# WORK TO DO
Type out the complete listing below word for word, without its pictures.

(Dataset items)

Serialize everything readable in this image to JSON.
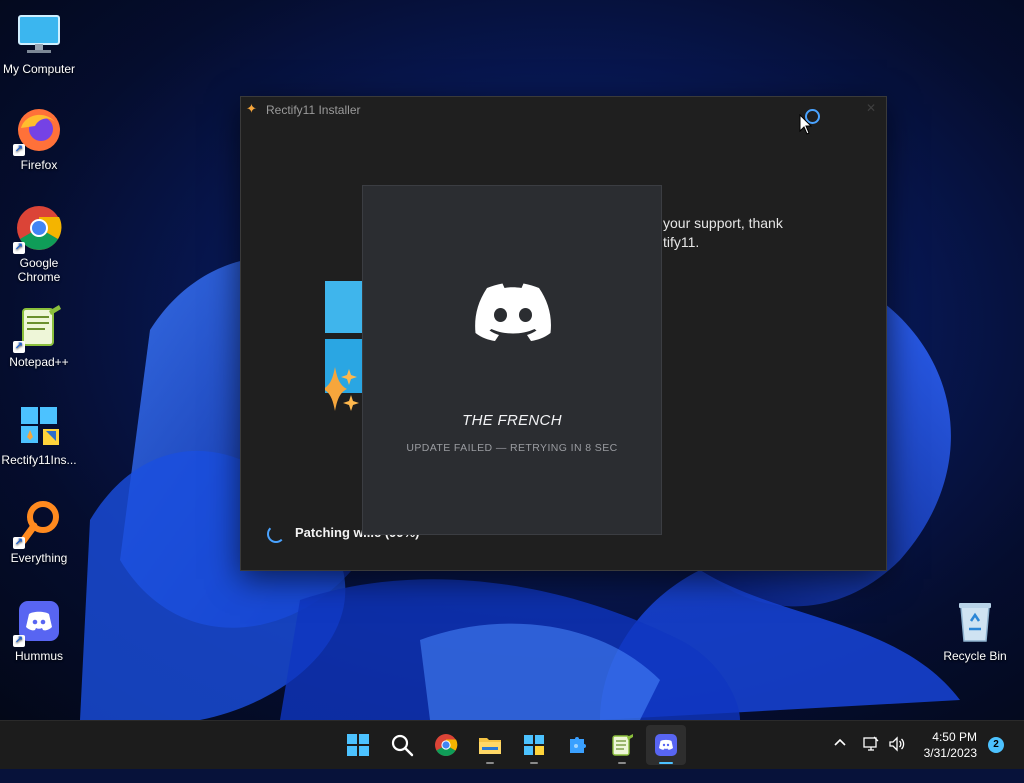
{
  "desktop": {
    "icons": [
      {
        "label": "My Computer",
        "icon": "monitor-icon"
      },
      {
        "label": "Firefox",
        "icon": "firefox-icon"
      },
      {
        "label": "Google Chrome",
        "icon": "chrome-icon"
      },
      {
        "label": "Notepad++",
        "icon": "notepadpp-icon"
      },
      {
        "label": "Rectify11Ins...",
        "icon": "rectify11-installer-icon"
      },
      {
        "label": "Everything",
        "icon": "everything-search-icon"
      },
      {
        "label": "Hummus",
        "icon": "discord-icon"
      },
      {
        "label": "Recycle Bin",
        "icon": "recycle-bin-icon"
      }
    ]
  },
  "installer": {
    "title": "Rectify11 Installer",
    "support_line1": "your support, thank",
    "support_line2": "tify11.",
    "patching_text": "Patching w...e (99%)"
  },
  "discord_splash": {
    "username": "THE FRENCH",
    "status": "UPDATE FAILED — RETRYING IN 8 SEC"
  },
  "taskbar": {
    "apps": [
      "start-icon",
      "search-icon",
      "chrome-icon",
      "file-explorer-icon",
      "rectify11-icon",
      "puzzle-app-icon",
      "notepadpp-icon",
      "discord-icon"
    ],
    "clock_time": "4:50 PM",
    "clock_date": "3/31/2023",
    "notification_count": "2"
  },
  "colors": {
    "accent": "#4cc2ff",
    "discord_blurple": "#5865f2",
    "window_bg": "#1f1f1f",
    "discord_bg": "#2b2d31"
  }
}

# EXERCISE SOLUTION
Serialize everything readable in this image to JSON.
{
  "desktop": {
    "icons": [
      {
        "label": "My Computer",
        "icon": "monitor-icon"
      },
      {
        "label": "Firefox",
        "icon": "firefox-icon"
      },
      {
        "label": "Google Chrome",
        "icon": "chrome-icon"
      },
      {
        "label": "Notepad++",
        "icon": "notepadpp-icon"
      },
      {
        "label": "Rectify11Ins...",
        "icon": "rectify11-installer-icon"
      },
      {
        "label": "Everything",
        "icon": "everything-search-icon"
      },
      {
        "label": "Hummus",
        "icon": "discord-icon"
      },
      {
        "label": "Recycle Bin",
        "icon": "recycle-bin-icon"
      }
    ]
  },
  "installer": {
    "title": "Rectify11 Installer",
    "support_line1": "your support, thank",
    "support_line2": "tify11.",
    "patching_text": "Patching w...e (99%)"
  },
  "discord_splash": {
    "username": "THE FRENCH",
    "status": "UPDATE FAILED — RETRYING IN 8 SEC"
  },
  "taskbar": {
    "apps": [
      "start-icon",
      "search-icon",
      "chrome-icon",
      "file-explorer-icon",
      "rectify11-icon",
      "puzzle-app-icon",
      "notepadpp-icon",
      "discord-icon"
    ],
    "clock_time": "4:50 PM",
    "clock_date": "3/31/2023",
    "notification_count": "2"
  },
  "colors": {
    "accent": "#4cc2ff",
    "discord_blurple": "#5865f2",
    "window_bg": "#1f1f1f",
    "discord_bg": "#2b2d31"
  }
}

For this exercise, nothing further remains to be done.